──────── Given data

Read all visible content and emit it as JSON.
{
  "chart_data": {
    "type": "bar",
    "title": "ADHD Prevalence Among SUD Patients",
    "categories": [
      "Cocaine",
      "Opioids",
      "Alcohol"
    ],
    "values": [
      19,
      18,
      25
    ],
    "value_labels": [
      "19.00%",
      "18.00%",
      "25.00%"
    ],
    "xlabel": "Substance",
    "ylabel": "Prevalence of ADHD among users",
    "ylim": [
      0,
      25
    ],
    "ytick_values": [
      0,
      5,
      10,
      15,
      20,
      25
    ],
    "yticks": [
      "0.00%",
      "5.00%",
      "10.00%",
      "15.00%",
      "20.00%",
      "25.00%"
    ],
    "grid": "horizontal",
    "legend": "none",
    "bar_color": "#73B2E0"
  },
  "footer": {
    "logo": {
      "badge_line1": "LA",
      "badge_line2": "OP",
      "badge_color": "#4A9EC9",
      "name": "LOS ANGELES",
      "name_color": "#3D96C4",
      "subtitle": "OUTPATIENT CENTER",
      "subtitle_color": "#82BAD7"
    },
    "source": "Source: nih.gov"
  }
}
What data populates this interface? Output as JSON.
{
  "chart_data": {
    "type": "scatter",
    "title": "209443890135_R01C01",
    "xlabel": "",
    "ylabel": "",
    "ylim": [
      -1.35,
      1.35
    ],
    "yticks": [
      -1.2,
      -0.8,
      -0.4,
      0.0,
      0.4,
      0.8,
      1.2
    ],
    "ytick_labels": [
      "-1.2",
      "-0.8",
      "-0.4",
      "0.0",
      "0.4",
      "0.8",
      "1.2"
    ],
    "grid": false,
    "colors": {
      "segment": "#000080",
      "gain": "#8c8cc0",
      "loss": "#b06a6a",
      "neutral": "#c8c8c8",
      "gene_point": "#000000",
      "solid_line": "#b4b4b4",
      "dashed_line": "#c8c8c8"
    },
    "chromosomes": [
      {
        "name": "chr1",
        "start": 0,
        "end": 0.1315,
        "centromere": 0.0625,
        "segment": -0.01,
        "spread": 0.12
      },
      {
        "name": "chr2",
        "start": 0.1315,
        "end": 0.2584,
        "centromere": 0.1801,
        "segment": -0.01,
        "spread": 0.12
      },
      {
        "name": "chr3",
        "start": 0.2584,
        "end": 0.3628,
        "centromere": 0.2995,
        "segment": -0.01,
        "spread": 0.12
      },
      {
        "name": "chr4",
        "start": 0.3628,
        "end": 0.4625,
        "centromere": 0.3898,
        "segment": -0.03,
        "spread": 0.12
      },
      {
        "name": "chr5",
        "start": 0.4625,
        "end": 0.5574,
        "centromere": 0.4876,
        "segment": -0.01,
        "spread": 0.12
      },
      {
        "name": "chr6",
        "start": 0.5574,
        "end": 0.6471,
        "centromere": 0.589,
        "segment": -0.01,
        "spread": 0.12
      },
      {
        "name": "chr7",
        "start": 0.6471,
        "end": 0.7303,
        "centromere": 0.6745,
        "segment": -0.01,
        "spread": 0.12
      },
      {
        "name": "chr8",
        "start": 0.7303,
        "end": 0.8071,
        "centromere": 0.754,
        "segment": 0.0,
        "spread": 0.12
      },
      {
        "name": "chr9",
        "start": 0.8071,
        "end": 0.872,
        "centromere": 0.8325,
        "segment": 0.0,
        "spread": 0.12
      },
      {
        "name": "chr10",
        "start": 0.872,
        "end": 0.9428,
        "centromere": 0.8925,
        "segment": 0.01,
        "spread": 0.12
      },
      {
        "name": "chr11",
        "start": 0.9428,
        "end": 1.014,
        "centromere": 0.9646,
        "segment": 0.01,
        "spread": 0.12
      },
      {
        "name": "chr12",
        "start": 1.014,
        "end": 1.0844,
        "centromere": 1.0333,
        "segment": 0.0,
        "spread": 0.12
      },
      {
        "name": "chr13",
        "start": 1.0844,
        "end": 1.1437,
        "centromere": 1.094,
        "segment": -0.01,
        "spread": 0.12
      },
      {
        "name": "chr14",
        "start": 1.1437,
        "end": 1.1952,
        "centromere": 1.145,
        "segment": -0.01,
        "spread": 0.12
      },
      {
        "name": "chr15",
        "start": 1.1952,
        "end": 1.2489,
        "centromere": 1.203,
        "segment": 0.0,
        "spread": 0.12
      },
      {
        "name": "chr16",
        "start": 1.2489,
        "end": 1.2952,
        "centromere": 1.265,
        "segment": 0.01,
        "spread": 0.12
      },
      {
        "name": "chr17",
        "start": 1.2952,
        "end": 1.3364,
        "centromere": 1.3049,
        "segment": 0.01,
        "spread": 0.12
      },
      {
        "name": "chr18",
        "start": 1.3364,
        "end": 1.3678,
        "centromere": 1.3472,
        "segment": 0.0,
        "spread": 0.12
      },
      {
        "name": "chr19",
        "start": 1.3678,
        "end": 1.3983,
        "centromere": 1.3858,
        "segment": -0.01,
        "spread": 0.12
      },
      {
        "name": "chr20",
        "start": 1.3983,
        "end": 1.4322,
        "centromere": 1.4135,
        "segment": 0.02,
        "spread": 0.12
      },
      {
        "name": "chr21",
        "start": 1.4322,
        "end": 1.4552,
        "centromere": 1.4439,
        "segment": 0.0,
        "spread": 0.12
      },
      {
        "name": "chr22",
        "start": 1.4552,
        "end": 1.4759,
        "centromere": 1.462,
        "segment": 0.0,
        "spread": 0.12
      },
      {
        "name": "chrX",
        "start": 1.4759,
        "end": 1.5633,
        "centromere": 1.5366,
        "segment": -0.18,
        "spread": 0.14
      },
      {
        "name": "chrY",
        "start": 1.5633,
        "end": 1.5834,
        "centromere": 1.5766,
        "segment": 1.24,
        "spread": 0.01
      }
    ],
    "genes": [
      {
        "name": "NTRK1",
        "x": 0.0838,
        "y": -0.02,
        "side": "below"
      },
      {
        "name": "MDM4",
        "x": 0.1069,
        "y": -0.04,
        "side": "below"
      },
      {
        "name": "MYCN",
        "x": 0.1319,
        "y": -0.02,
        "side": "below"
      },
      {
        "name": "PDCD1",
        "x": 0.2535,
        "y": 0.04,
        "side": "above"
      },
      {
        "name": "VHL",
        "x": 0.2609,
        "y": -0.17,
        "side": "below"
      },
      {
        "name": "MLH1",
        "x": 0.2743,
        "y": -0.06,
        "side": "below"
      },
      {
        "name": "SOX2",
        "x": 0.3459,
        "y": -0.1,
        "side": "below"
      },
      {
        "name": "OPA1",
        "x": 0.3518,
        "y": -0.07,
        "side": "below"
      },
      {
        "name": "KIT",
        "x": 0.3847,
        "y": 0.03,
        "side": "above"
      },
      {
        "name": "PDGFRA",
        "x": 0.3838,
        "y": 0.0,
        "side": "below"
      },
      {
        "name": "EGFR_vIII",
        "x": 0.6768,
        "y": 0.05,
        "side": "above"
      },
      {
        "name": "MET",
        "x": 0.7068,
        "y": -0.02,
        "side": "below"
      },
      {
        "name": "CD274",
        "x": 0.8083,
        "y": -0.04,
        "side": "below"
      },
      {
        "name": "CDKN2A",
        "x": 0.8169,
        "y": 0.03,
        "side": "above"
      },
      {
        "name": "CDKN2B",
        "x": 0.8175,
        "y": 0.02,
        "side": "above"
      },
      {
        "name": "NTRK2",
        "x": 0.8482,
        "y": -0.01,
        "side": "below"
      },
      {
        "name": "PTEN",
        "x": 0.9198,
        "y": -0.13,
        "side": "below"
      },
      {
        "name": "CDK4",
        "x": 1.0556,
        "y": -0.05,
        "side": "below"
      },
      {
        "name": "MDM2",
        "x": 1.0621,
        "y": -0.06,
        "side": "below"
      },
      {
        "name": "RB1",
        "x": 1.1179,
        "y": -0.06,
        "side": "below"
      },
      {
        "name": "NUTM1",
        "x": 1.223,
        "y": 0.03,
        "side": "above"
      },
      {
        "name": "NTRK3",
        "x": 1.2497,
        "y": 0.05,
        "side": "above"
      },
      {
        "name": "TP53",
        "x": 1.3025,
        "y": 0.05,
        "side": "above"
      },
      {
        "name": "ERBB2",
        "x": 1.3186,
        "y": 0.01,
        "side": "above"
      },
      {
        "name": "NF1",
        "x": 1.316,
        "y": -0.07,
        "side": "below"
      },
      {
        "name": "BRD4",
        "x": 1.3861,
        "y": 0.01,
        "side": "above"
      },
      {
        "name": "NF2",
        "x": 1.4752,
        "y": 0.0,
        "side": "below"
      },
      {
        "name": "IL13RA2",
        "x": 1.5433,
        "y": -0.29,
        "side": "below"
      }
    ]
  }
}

────────────────

> [Work required]
Please go through the data above and copy each line that has the word "JSON".

> [Output]
Read all visible content and emit it as JSON.
What data populates this interface? Output as JSON.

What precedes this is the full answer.